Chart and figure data
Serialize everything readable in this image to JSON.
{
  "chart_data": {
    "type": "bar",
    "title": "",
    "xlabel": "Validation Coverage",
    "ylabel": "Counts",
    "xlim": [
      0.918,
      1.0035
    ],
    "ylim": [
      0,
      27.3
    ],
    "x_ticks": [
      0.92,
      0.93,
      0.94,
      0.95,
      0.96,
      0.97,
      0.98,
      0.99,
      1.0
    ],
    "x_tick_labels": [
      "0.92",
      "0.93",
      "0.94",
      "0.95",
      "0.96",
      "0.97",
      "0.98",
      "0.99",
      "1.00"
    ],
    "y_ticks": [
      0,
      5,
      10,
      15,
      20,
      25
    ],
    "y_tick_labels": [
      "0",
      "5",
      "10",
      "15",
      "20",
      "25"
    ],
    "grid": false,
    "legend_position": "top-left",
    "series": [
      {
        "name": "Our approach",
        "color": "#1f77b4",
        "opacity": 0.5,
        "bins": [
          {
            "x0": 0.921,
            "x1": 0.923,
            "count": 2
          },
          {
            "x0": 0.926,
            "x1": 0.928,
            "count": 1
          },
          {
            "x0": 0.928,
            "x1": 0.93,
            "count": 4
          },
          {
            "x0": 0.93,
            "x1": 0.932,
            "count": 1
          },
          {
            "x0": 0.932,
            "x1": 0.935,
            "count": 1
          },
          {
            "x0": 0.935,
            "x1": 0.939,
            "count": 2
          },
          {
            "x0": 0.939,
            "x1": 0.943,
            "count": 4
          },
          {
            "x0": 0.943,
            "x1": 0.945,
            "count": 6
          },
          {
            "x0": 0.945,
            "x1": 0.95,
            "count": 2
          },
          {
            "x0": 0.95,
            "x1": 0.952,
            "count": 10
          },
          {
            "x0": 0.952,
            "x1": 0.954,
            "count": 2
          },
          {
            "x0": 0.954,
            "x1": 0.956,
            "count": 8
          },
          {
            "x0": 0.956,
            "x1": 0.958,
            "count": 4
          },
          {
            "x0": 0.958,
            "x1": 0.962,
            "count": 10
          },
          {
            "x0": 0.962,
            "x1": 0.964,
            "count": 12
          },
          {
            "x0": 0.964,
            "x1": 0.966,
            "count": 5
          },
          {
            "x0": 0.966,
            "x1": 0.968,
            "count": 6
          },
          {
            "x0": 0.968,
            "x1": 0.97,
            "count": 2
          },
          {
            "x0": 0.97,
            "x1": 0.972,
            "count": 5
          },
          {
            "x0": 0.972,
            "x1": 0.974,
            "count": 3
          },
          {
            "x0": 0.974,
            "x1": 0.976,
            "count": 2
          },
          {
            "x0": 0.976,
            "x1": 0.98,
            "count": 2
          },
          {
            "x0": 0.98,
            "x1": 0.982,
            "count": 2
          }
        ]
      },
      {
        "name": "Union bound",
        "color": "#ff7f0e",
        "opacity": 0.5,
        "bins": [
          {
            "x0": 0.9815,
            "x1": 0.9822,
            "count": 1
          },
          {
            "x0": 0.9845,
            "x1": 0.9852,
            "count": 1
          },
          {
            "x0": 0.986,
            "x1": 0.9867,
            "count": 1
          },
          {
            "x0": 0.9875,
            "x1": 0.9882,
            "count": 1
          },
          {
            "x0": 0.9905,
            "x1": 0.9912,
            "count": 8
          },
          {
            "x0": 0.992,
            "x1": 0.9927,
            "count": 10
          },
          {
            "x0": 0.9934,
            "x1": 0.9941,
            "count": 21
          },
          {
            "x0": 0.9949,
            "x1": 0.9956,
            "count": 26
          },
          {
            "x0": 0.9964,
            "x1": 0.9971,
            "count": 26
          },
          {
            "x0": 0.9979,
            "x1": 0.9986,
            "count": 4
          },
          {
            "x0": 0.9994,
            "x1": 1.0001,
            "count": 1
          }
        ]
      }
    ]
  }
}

**Exercise objective:** Reproduce each record exactly, leaving nothing out.

**Output of the task:**
Serialize everything readable in this image to JSON.
{
  "chart_data": {
    "type": "bar",
    "title": "",
    "xlabel": "Validation Coverage",
    "ylabel": "Counts",
    "xlim": [
      0.918,
      1.0035
    ],
    "ylim": [
      0,
      27.3
    ],
    "x_ticks": [
      0.92,
      0.93,
      0.94,
      0.95,
      0.96,
      0.97,
      0.98,
      0.99,
      1.0
    ],
    "x_tick_labels": [
      "0.92",
      "0.93",
      "0.94",
      "0.95",
      "0.96",
      "0.97",
      "0.98",
      "0.99",
      "1.00"
    ],
    "y_ticks": [
      0,
      5,
      10,
      15,
      20,
      25
    ],
    "y_tick_labels": [
      "0",
      "5",
      "10",
      "15",
      "20",
      "25"
    ],
    "grid": false,
    "legend_position": "top-left",
    "series": [
      {
        "name": "Our approach",
        "color": "#1f77b4",
        "opacity": 0.5,
        "bins": [
          {
            "x0": 0.921,
            "x1": 0.923,
            "count": 2
          },
          {
            "x0": 0.926,
            "x1": 0.928,
            "count": 1
          },
          {
            "x0": 0.928,
            "x1": 0.93,
            "count": 4
          },
          {
            "x0": 0.93,
            "x1": 0.932,
            "count": 1
          },
          {
            "x0": 0.932,
            "x1": 0.935,
            "count": 1
          },
          {
            "x0": 0.935,
            "x1": 0.939,
            "count": 2
          },
          {
            "x0": 0.939,
            "x1": 0.943,
            "count": 4
          },
          {
            "x0": 0.943,
            "x1": 0.945,
            "count": 6
          },
          {
            "x0": 0.945,
            "x1": 0.95,
            "count": 2
          },
          {
            "x0": 0.95,
            "x1": 0.952,
            "count": 10
          },
          {
            "x0": 0.952,
            "x1": 0.954,
            "count": 2
          },
          {
            "x0": 0.954,
            "x1": 0.956,
            "count": 8
          },
          {
            "x0": 0.956,
            "x1": 0.958,
            "count": 4
          },
          {
            "x0": 0.958,
            "x1": 0.962,
            "count": 10
          },
          {
            "x0": 0.962,
            "x1": 0.964,
            "count": 12
          },
          {
            "x0": 0.964,
            "x1": 0.966,
            "count": 5
          },
          {
            "x0": 0.966,
            "x1": 0.968,
            "count": 6
          },
          {
            "x0": 0.968,
            "x1": 0.97,
            "count": 2
          },
          {
            "x0": 0.97,
            "x1": 0.972,
            "count": 5
          },
          {
            "x0": 0.972,
            "x1": 0.974,
            "count": 3
          },
          {
            "x0": 0.974,
            "x1": 0.976,
            "count": 2
          },
          {
            "x0": 0.976,
            "x1": 0.98,
            "count": 2
          },
          {
            "x0": 0.98,
            "x1": 0.982,
            "count": 2
          }
        ]
      },
      {
        "name": "Union bound",
        "color": "#ff7f0e",
        "opacity": 0.5,
        "bins": [
          {
            "x0": 0.9815,
            "x1": 0.9822,
            "count": 1
          },
          {
            "x0": 0.9845,
            "x1": 0.9852,
            "count": 1
          },
          {
            "x0": 0.986,
            "x1": 0.9867,
            "count": 1
          },
          {
            "x0": 0.9875,
            "x1": 0.9882,
            "count": 1
          },
          {
            "x0": 0.9905,
            "x1": 0.9912,
            "count": 8
          },
          {
            "x0": 0.992,
            "x1": 0.9927,
            "count": 10
          },
          {
            "x0": 0.9934,
            "x1": 0.9941,
            "count": 21
          },
          {
            "x0": 0.9949,
            "x1": 0.9956,
            "count": 26
          },
          {
            "x0": 0.9964,
            "x1": 0.9971,
            "count": 26
          },
          {
            "x0": 0.9979,
            "x1": 0.9986,
            "count": 4
          },
          {
            "x0": 0.9994,
            "x1": 1.0001,
            "count": 1
          }
        ]
      }
    ]
  }
}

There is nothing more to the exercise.